SET EXERCISE: Gather all lines with "text" from the records.

DATA LINES:
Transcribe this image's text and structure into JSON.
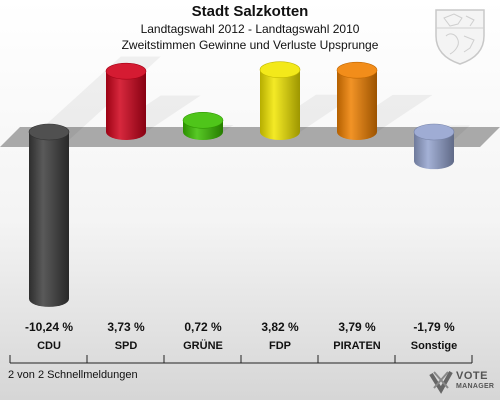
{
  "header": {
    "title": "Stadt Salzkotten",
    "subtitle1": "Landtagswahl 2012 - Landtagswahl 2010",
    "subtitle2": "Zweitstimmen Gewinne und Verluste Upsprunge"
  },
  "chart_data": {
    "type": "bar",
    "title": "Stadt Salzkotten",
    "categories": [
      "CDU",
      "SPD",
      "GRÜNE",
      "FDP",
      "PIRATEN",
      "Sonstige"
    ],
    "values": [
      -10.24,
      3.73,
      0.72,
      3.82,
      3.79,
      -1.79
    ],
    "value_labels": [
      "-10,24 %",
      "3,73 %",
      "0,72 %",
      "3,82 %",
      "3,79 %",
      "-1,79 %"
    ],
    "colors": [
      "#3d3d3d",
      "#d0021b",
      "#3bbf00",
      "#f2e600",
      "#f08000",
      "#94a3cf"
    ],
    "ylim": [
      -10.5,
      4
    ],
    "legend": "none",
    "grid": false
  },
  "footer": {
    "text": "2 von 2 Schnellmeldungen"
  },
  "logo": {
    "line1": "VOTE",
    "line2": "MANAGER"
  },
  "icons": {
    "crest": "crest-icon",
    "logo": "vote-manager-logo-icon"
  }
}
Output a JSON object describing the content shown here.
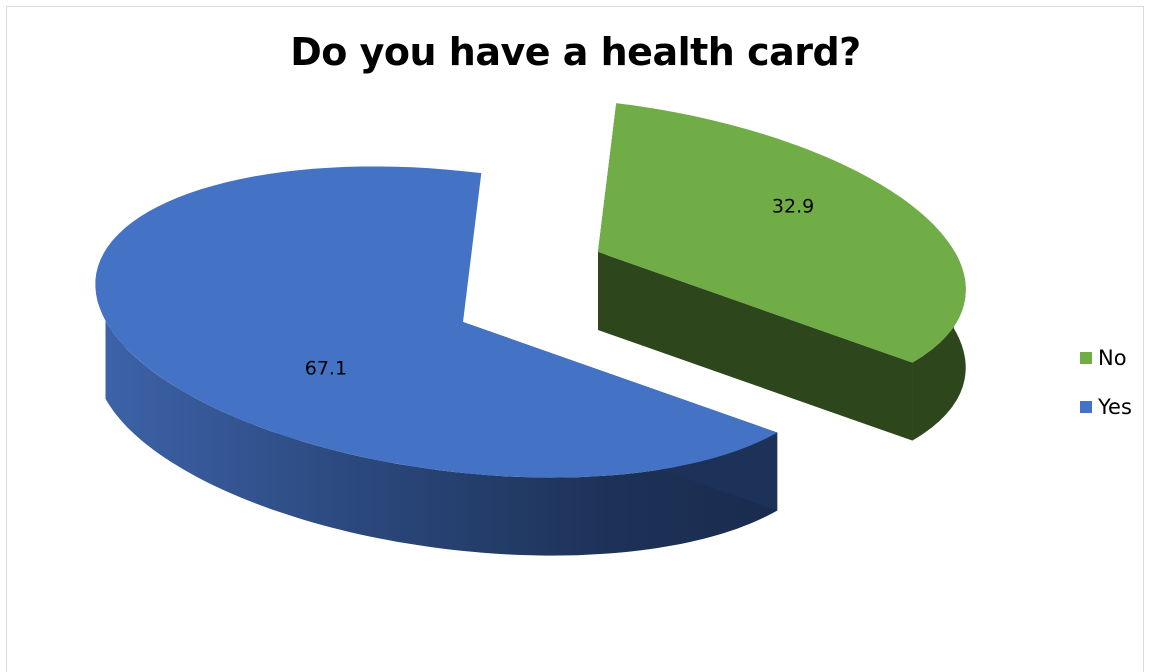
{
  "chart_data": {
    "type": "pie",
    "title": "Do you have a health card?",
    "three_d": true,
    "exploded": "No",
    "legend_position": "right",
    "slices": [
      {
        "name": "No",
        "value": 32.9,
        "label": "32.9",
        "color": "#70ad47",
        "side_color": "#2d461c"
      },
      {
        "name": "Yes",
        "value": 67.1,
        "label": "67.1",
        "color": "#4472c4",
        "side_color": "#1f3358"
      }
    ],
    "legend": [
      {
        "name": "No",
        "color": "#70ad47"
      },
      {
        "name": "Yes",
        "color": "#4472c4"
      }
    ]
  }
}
---
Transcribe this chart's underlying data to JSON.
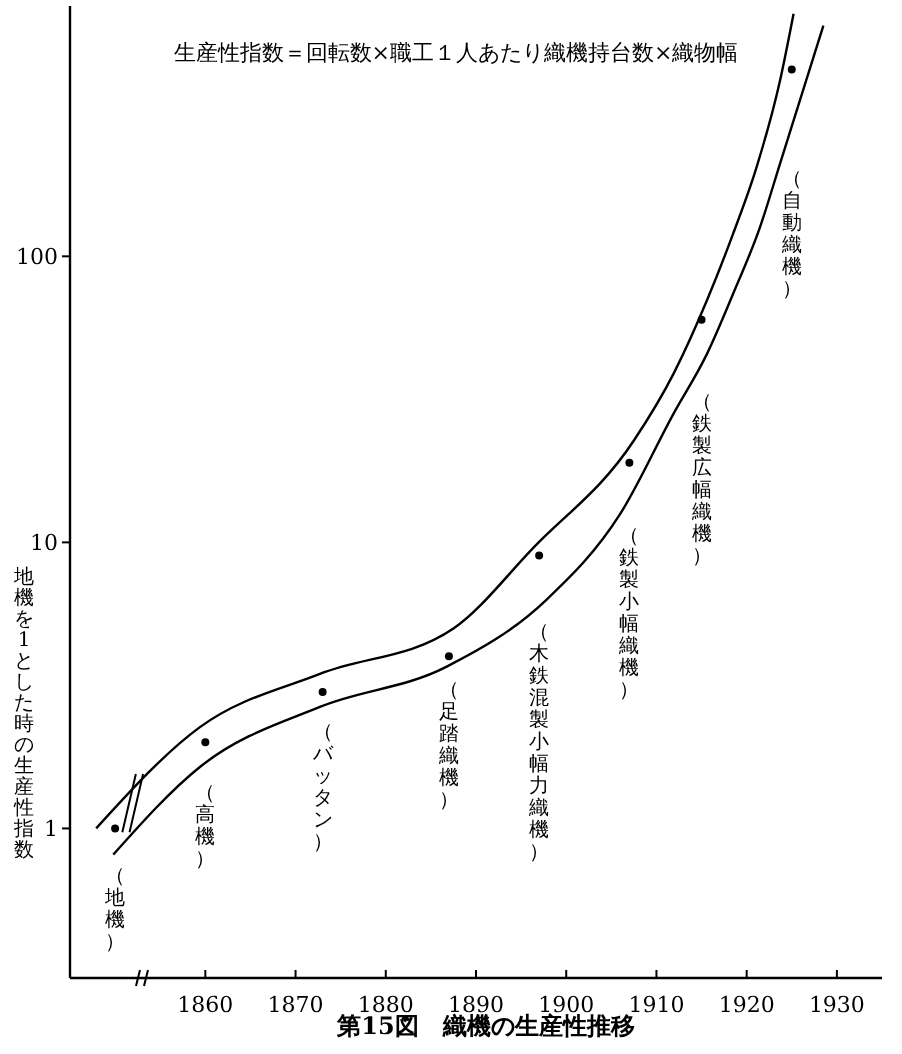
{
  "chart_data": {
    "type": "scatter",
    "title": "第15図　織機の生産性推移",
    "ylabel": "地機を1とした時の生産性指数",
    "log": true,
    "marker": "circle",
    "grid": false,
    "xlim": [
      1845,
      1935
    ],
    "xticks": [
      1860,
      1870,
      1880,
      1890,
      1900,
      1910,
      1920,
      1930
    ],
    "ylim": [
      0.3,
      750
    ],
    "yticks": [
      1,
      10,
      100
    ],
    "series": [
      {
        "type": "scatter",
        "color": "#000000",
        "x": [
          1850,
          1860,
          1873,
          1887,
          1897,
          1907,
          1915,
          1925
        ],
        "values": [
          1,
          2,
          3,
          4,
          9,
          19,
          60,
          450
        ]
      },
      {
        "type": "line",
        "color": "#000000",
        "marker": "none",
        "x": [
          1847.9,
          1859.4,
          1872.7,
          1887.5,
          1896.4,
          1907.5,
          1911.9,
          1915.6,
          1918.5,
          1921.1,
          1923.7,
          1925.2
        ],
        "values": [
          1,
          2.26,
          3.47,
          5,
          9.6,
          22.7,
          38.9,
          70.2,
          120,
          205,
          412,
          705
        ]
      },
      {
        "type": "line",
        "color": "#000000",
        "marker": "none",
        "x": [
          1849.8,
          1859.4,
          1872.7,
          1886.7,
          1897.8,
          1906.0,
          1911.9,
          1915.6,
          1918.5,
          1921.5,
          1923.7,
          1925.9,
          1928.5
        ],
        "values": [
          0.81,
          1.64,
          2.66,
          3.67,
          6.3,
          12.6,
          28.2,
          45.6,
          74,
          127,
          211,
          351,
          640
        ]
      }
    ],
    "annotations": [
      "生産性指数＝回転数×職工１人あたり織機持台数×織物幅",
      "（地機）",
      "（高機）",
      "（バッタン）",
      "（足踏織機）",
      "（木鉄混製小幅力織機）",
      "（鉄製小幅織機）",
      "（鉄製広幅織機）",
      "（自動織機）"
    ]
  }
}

CORRECT RESPONSE:
Transcribe this image's text and structure into JSON.
    "text": "2 von 2 Schnellmeldungen"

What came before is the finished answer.